▸ **Exercise brief**
Below are some records. Copy every line in them that holds "ylabel".

--- Start of Dataset excerpts ---

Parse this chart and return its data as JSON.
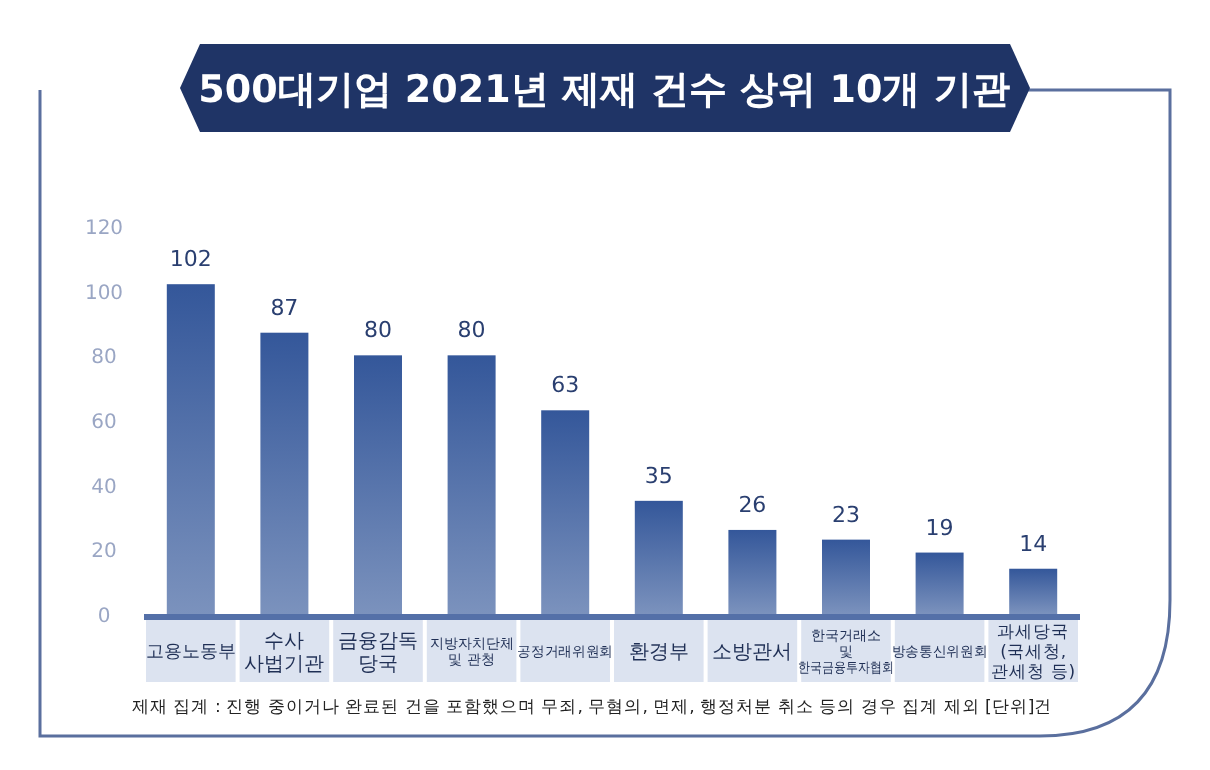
{
  "chart_data": {
    "type": "bar",
    "title": "500대기업 2021년 제재 건수 상위 10개 기관",
    "categories": [
      "고용노동부",
      "수사 사법기관",
      "금융감독 당국",
      "지방자치단체 및 관청",
      "공정거래위원회",
      "환경부",
      "소방관서",
      "한국거래소 및 한국금융투자협회",
      "방송통신위원회",
      "과세당국 (국세청, 관세청 등)"
    ],
    "values": [
      102,
      87,
      80,
      80,
      63,
      35,
      26,
      23,
      19,
      14
    ],
    "color": "#34579a",
    "ylim": [
      0,
      120
    ],
    "yticks": [
      0,
      20,
      40,
      60,
      80,
      100,
      120
    ],
    "data_labels": true,
    "grid": false,
    "annotations": [
      "제재 집계 : 진행 중이거나 완료된 건을 포함했으며 무죄, 무혐의, 면제, 행정처분 취소 등의 경우 집계 제외  [단위]건"
    ]
  }
}
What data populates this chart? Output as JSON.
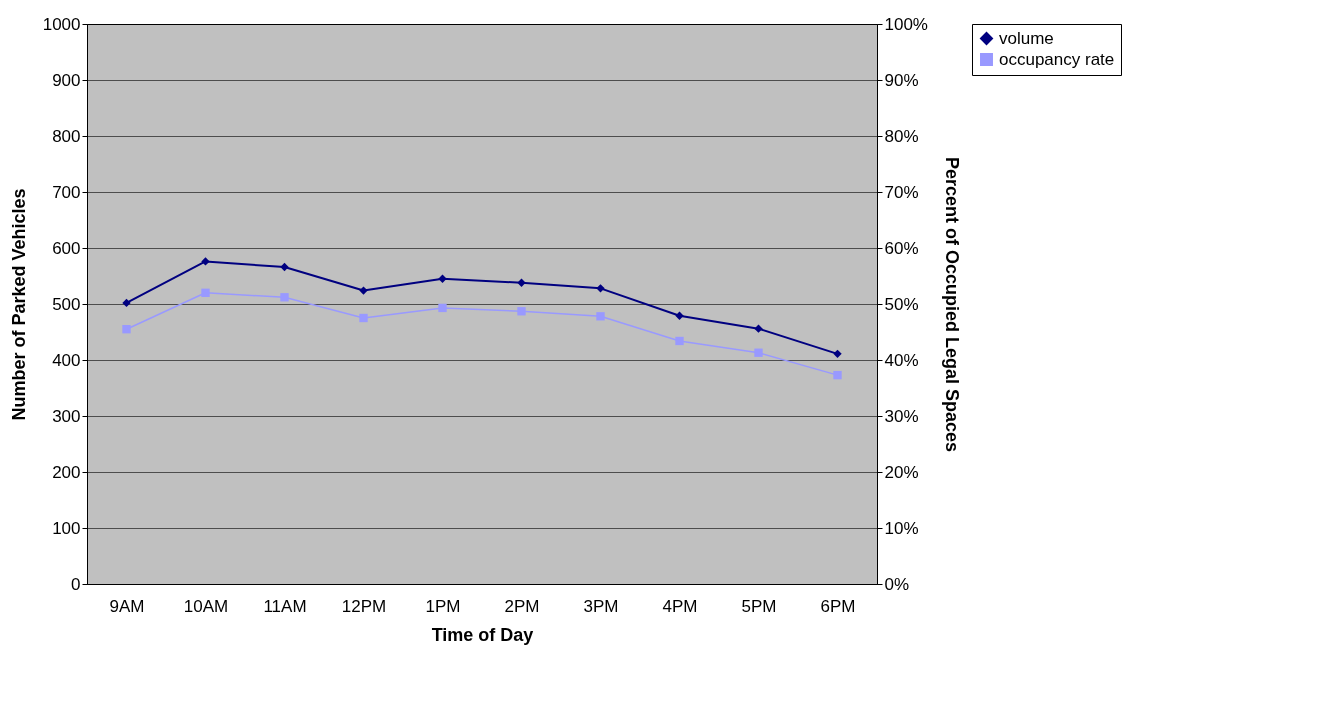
{
  "chart_data": {
    "type": "line",
    "xlabel": "Time of Day",
    "ylabel": "Number of Parked Vehicles",
    "y2label": "Percent of Occupied Legal Spaces",
    "categories": [
      "9AM",
      "10AM",
      "11AM",
      "12PM",
      "1PM",
      "2PM",
      "3PM",
      "4PM",
      "5PM",
      "6PM"
    ],
    "series": [
      {
        "name": "volume",
        "color": "#000080",
        "marker": "diamond",
        "values": [
          502,
          576,
          566,
          524,
          545,
          538,
          528,
          479,
          456,
          411
        ]
      },
      {
        "name": "occupancy rate",
        "color": "#9999ff",
        "marker": "square",
        "axis": "y2",
        "values": [
          45.5,
          52,
          51.2,
          47.5,
          49.3,
          48.7,
          47.8,
          43.4,
          41.3,
          37.3
        ]
      }
    ],
    "ylim": [
      0,
      1000
    ],
    "yticks": [
      0,
      100,
      200,
      300,
      400,
      500,
      600,
      700,
      800,
      900,
      1000
    ],
    "y2lim": [
      0,
      100
    ],
    "y2ticks": [
      {
        "value": 0,
        "label": "0%"
      },
      {
        "value": 10,
        "label": "10%"
      },
      {
        "value": 20,
        "label": "20%"
      },
      {
        "value": 30,
        "label": "30%"
      },
      {
        "value": 40,
        "label": "40%"
      },
      {
        "value": 50,
        "label": "50%"
      },
      {
        "value": 60,
        "label": "60%"
      },
      {
        "value": 70,
        "label": "70%"
      },
      {
        "value": 80,
        "label": "80%"
      },
      {
        "value": 90,
        "label": "90%"
      },
      {
        "value": 100,
        "label": "100%"
      }
    ],
    "grid": "y",
    "legend": "right"
  }
}
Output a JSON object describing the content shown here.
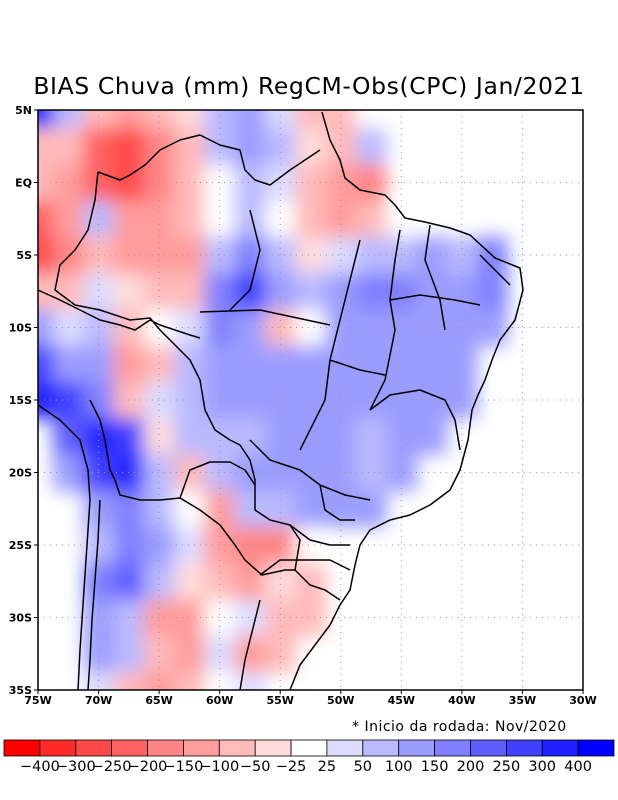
{
  "chart_data": {
    "type": "heatmap",
    "title": "BIAS Chuva (mm) RegCM-Obs(CPC) Jan/2021",
    "xlabel": "",
    "ylabel": "",
    "x_ticks": [
      "75W",
      "70W",
      "65W",
      "60W",
      "55W",
      "50W",
      "45W",
      "40W",
      "35W",
      "30W"
    ],
    "y_ticks": [
      "5N",
      "EQ",
      "5S",
      "10S",
      "15S",
      "20S",
      "25S",
      "30S",
      "35S"
    ],
    "xlim": [
      -75,
      -30
    ],
    "ylim": [
      -35,
      5
    ],
    "grid": true,
    "note": "* Inicio da rodada: Nov/2020",
    "colorbar": {
      "placement": "bottom",
      "labels": [
        "-400",
        "-300",
        "-250",
        "-200",
        "-150",
        "-100",
        "-50",
        "-25",
        "25",
        "50",
        "100",
        "150",
        "200",
        "250",
        "300",
        "400"
      ],
      "colors": [
        "#ff0000",
        "#ff2b2b",
        "#ff4848",
        "#ff6060",
        "#ff8585",
        "#ff9c9c",
        "#ffbaba",
        "#ffdcdc",
        "#ffffff",
        "#dcdcff",
        "#babaff",
        "#9c9cff",
        "#8080ff",
        "#5e5eff",
        "#4040ff",
        "#2020ff",
        "#0000ff"
      ]
    },
    "grid_lon": [
      -75,
      -72.5,
      -70,
      -67.5,
      -65,
      -62.5,
      -60,
      -57.5,
      -55,
      -52.5,
      -50,
      -47.5,
      -45,
      -42.5,
      -40,
      -37.5,
      -35,
      -32.5
    ],
    "grid_lat": [
      5,
      2.5,
      0,
      -2.5,
      -5,
      -7.5,
      -10,
      -12.5,
      -15,
      -17.5,
      -20,
      -22.5,
      -25,
      -27.5,
      -30,
      -32.5,
      -35
    ],
    "values": [
      [
        400,
        60,
        -80,
        -150,
        -100,
        -40,
        60,
        100,
        40,
        -60,
        -80,
        20,
        null,
        null,
        null,
        null,
        null,
        null
      ],
      [
        -60,
        -80,
        -220,
        -280,
        -180,
        -80,
        80,
        120,
        60,
        -40,
        -60,
        60,
        null,
        null,
        null,
        null,
        null,
        null
      ],
      [
        -80,
        -120,
        -250,
        -260,
        -160,
        -100,
        20,
        80,
        40,
        -80,
        -120,
        -200,
        null,
        null,
        null,
        null,
        null,
        null
      ],
      [
        -250,
        -120,
        60,
        -120,
        -120,
        -80,
        -20,
        60,
        10,
        -60,
        -150,
        -80,
        0,
        null,
        null,
        null,
        null,
        null
      ],
      [
        -280,
        -180,
        -60,
        -130,
        -120,
        -130,
        80,
        150,
        80,
        -50,
        40,
        80,
        80,
        100,
        90,
        150,
        null,
        null
      ],
      [
        -60,
        -100,
        40,
        -50,
        -80,
        -80,
        180,
        260,
        100,
        60,
        100,
        150,
        160,
        120,
        130,
        180,
        null,
        null
      ],
      [
        120,
        40,
        80,
        -60,
        -20,
        30,
        150,
        120,
        -60,
        20,
        130,
        130,
        140,
        100,
        130,
        130,
        null,
        null
      ],
      [
        260,
        100,
        120,
        -120,
        -60,
        60,
        110,
        130,
        120,
        100,
        110,
        120,
        130,
        120,
        110,
        null,
        null,
        null
      ],
      [
        300,
        280,
        180,
        -80,
        30,
        80,
        100,
        110,
        100,
        110,
        130,
        120,
        120,
        110,
        100,
        null,
        null,
        null
      ],
      [
        null,
        200,
        320,
        250,
        -40,
        60,
        90,
        80,
        100,
        110,
        120,
        90,
        100,
        120,
        null,
        null,
        null,
        null
      ],
      [
        null,
        100,
        250,
        300,
        80,
        -80,
        60,
        110,
        120,
        110,
        120,
        90,
        100,
        null,
        null,
        null,
        null,
        null
      ],
      [
        null,
        null,
        120,
        160,
        60,
        10,
        -120,
        60,
        90,
        110,
        100,
        110,
        null,
        null,
        null,
        null,
        null,
        null
      ],
      [
        null,
        null,
        80,
        180,
        120,
        40,
        -120,
        -180,
        -160,
        0,
        null,
        null,
        null,
        null,
        null,
        null,
        null,
        null
      ],
      [
        null,
        null,
        160,
        200,
        80,
        -40,
        -60,
        -140,
        -40,
        -80,
        null,
        null,
        null,
        null,
        null,
        null,
        null,
        null
      ],
      [
        null,
        null,
        130,
        90,
        -120,
        -140,
        -20,
        40,
        -80,
        -60,
        null,
        null,
        null,
        null,
        null,
        null,
        null,
        null
      ],
      [
        null,
        null,
        120,
        60,
        -100,
        -120,
        40,
        -120,
        -60,
        null,
        null,
        null,
        null,
        null,
        null,
        null,
        null,
        null
      ],
      [
        null,
        null,
        40,
        -60,
        -140,
        -60,
        0,
        40,
        null,
        null,
        null,
        null,
        null,
        null,
        null,
        null,
        null,
        null
      ]
    ]
  }
}
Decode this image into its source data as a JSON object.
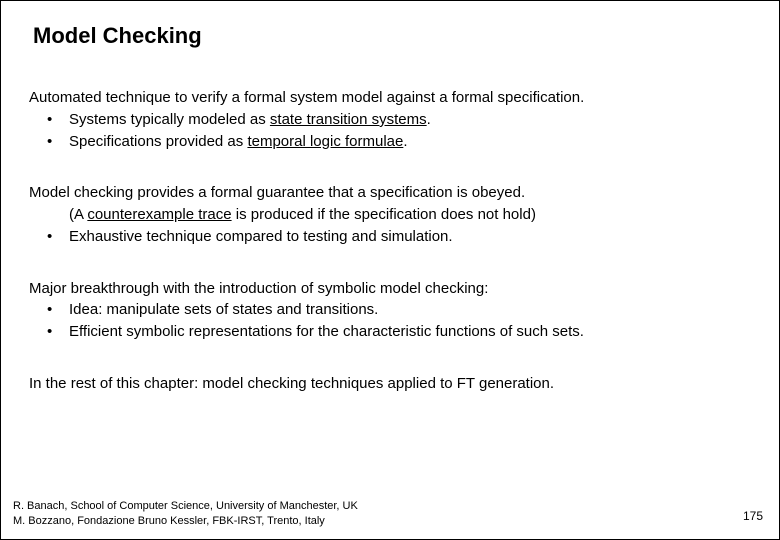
{
  "title": "Model Checking",
  "block1": {
    "lead": "Automated technique to verify a formal system model against a formal specification.",
    "b1a": "Systems typically modeled as ",
    "b1b": "state transition systems",
    "b1c": ".",
    "b2a": "Specifications provided as ",
    "b2b": "temporal logic formulae",
    "b2c": "."
  },
  "block2": {
    "lead": "Model checking provides a formal guarantee that a specification is obeyed.",
    "s1a": "(A ",
    "s1b": "counterexample trace",
    "s1c": " is produced if the specification does not hold)",
    "b1": "Exhaustive technique compared to testing and simulation."
  },
  "block3": {
    "lead": "Major breakthrough with the introduction of symbolic model checking:",
    "b1": "Idea: manipulate sets of states and transitions.",
    "b2": "Efficient symbolic representations for the characteristic functions of such sets."
  },
  "block4": {
    "line": "In the rest of this chapter: model checking techniques applied to FT generation."
  },
  "footer": {
    "l1": "R. Banach, School of  Computer Science, University of Manchester, UK",
    "l2": "M. Bozzano, Fondazione Bruno Kessler, FBK-IRST, Trento, Italy"
  },
  "page": "175"
}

--- End of Dataset excerpts ---

▸ **The output**
    "ylabel": "Number of Parked Vehicles",
    "ylabel": "",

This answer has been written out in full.